==== Records for the exercise ====
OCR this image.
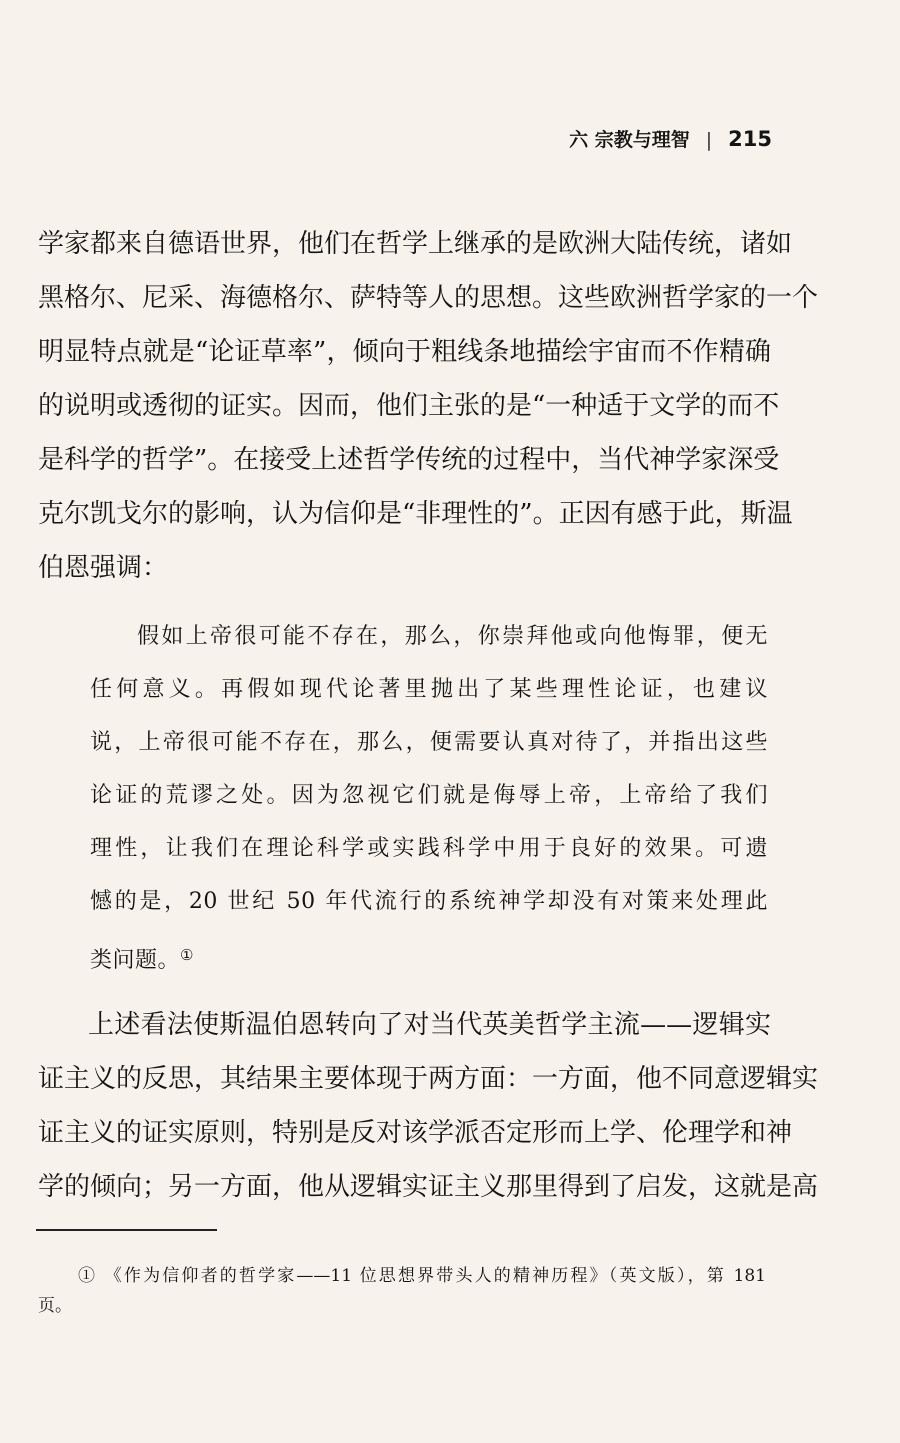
六 宗教与理智 | 215
学家都来自德语世界，他们在哲学上继承的是欧洲大陆传统，诸如
黑格尔、尼采、海德格尔、萨特等人的思想。这些欧洲哲学家的一个
明显特点就是“论证草率”，倾向于粗线条地描绘宇宙而不作精确
的说明或透彻的证实。因而，他们主张的是“一种适于文学的而不
是科学的哲学”。在接受上述哲学传统的过程中，当代神学家深受
克尔凯戈尔的影响，认为信仰是“非理性的”。正因有感于此，斯温
伯恩强调：
假如上帝很可能不存在，那么，你崇拜他或向他悔罪，便无
任何意义。再假如现代论著里抛出了某些理性论证，也建议
说，上帝很可能不存在，那么，便需要认真对待了，并指出这些
论证的荒谬之处。因为忽视它们就是侮辱上帝，上帝给了我们
理性，让我们在理论科学或实践科学中用于良好的效果。可遗
憾的是，20 世纪 50 年代流行的系统神学却没有对策来处理此
类问题。①
上述看法使斯温伯恩转向了对当代英美哲学主流——逻辑实
证主义的反思，其结果主要体现于两方面：一方面，他不同意逻辑实
证主义的证实原则，特别是反对该学派否定形而上学、伦理学和神
学的倾向；另一方面，他从逻辑实证主义那里得到了启发，这就是高
① 《作为信仰者的哲学家——11 位思想界带头人的精神历程》（英文版），第 181
页。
====
### Task requirements
Restate each of the entries above word for word and skip every image.

### Correct response
OCR this image.
六 宗教与理智 | 215
学家都来自德语世界，他们在哲学上继承的是欧洲大陆传统，诸如
黑格尔、尼采、海德格尔、萨特等人的思想。这些欧洲哲学家的一个
明显特点就是“论证草率”，倾向于粗线条地描绘宇宙而不作精确
的说明或透彻的证实。因而，他们主张的是“一种适于文学的而不
是科学的哲学”。在接受上述哲学传统的过程中，当代神学家深受
克尔凯戈尔的影响，认为信仰是“非理性的”。正因有感于此，斯温
伯恩强调：
假如上帝很可能不存在，那么，你崇拜他或向他悔罪，便无
任何意义。再假如现代论著里抛出了某些理性论证，也建议
说，上帝很可能不存在，那么，便需要认真对待了，并指出这些
论证的荒谬之处。因为忽视它们就是侮辱上帝，上帝给了我们
理性，让我们在理论科学或实践科学中用于良好的效果。可遗
憾的是，20 世纪 50 年代流行的系统神学却没有对策来处理此
类问题。①
上述看法使斯温伯恩转向了对当代英美哲学主流——逻辑实
证主义的反思，其结果主要体现于两方面：一方面，他不同意逻辑实
证主义的证实原则，特别是反对该学派否定形而上学、伦理学和神
学的倾向；另一方面，他从逻辑实证主义那里得到了启发，这就是高
① 《作为信仰者的哲学家——11 位思想界带头人的精神历程》（英文版），第 181
页。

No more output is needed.